INSTRUCTIONS FOR THE TASK: Select all lines in the records that include "JSON".

Extracts from a graphics dataset:
╔══
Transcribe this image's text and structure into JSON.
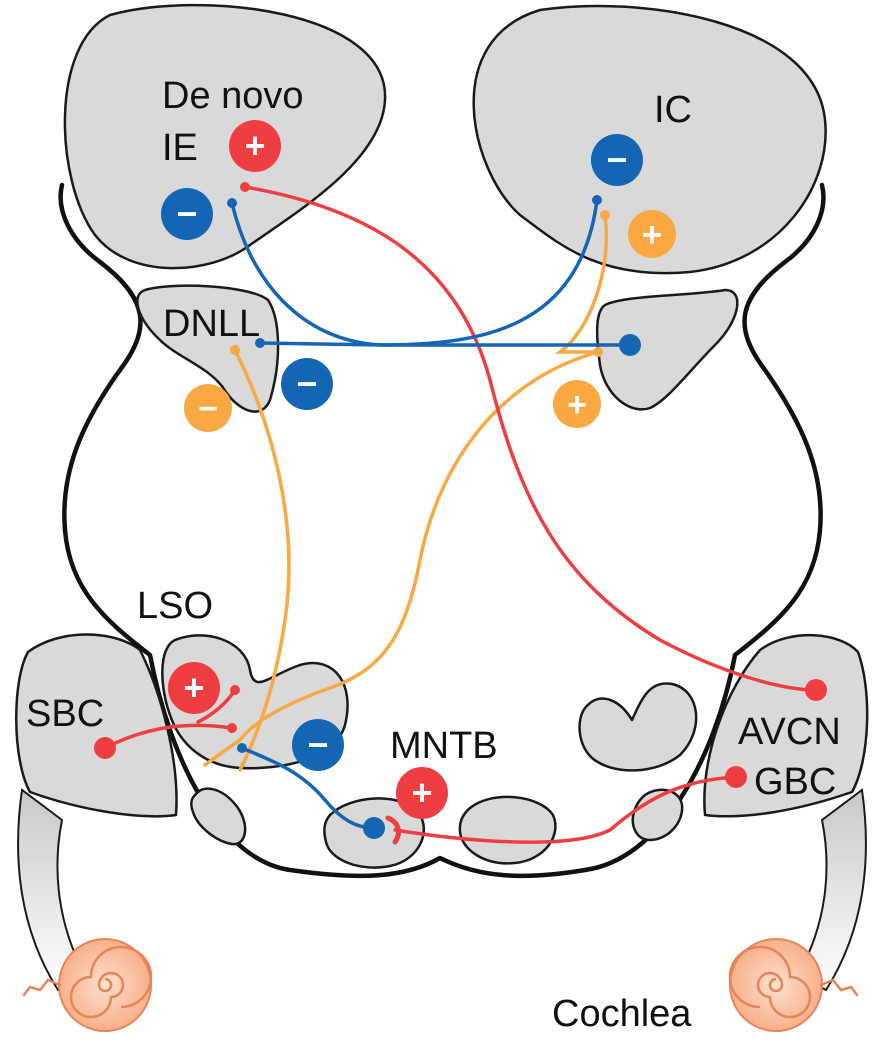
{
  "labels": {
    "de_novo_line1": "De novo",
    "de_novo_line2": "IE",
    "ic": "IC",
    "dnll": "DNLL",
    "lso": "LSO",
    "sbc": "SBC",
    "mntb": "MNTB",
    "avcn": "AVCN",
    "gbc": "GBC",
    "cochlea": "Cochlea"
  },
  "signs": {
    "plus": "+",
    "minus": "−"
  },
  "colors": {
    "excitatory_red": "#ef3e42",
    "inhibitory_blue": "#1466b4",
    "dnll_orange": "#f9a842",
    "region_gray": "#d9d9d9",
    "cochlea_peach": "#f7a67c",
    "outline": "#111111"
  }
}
╚══
╔══
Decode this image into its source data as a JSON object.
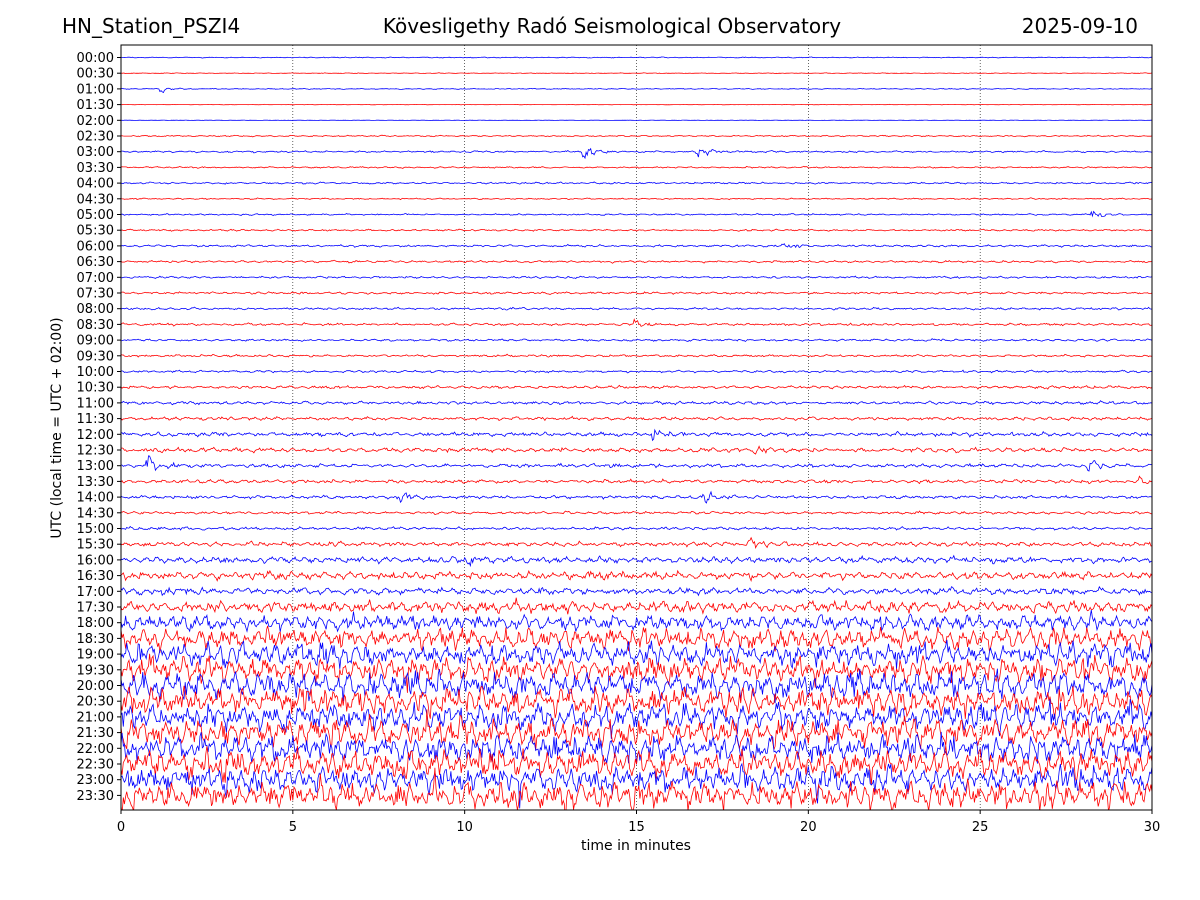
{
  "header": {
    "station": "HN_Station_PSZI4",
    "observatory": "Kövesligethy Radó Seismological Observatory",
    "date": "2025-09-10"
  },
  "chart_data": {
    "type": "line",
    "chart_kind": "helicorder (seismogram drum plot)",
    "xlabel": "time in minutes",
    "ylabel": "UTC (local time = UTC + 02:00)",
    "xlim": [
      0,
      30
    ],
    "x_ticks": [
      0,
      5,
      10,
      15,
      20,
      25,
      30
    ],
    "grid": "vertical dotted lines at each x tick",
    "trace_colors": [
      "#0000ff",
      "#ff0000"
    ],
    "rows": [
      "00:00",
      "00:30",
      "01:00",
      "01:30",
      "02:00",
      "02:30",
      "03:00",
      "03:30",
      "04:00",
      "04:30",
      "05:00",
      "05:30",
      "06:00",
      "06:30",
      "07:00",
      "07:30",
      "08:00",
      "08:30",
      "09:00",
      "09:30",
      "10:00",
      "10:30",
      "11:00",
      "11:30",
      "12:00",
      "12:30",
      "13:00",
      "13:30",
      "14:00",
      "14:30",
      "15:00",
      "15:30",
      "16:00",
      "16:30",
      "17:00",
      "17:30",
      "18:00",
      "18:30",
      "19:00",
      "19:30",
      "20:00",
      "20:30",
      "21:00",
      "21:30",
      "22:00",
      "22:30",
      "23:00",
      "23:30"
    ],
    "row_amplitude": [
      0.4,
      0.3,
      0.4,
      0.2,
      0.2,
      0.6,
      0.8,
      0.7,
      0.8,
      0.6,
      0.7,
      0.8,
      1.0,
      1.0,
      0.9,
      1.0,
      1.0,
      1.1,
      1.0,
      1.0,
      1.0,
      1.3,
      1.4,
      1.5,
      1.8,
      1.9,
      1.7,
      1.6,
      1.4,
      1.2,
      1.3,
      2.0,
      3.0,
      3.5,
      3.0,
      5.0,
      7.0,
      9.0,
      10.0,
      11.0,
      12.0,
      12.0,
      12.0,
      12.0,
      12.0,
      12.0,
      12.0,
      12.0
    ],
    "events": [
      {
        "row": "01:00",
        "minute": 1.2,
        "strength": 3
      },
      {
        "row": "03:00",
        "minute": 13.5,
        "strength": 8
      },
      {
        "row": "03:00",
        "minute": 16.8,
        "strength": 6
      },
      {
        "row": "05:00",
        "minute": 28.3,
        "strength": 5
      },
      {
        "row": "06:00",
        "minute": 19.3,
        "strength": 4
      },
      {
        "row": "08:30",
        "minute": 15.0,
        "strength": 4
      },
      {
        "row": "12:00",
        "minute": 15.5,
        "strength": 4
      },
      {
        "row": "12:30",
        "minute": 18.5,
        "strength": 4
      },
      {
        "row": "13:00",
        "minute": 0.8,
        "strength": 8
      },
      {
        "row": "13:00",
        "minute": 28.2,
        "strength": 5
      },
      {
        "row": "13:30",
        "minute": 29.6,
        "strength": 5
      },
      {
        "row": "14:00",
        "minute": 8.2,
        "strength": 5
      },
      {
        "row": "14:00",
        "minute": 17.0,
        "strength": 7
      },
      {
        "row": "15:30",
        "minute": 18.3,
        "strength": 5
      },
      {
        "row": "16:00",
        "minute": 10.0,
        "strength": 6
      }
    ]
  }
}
╚══
ANSWER FOR THE TASK:
Transcribe this image's text and structure into JSON.
Decode this image into its source data as a JSON object.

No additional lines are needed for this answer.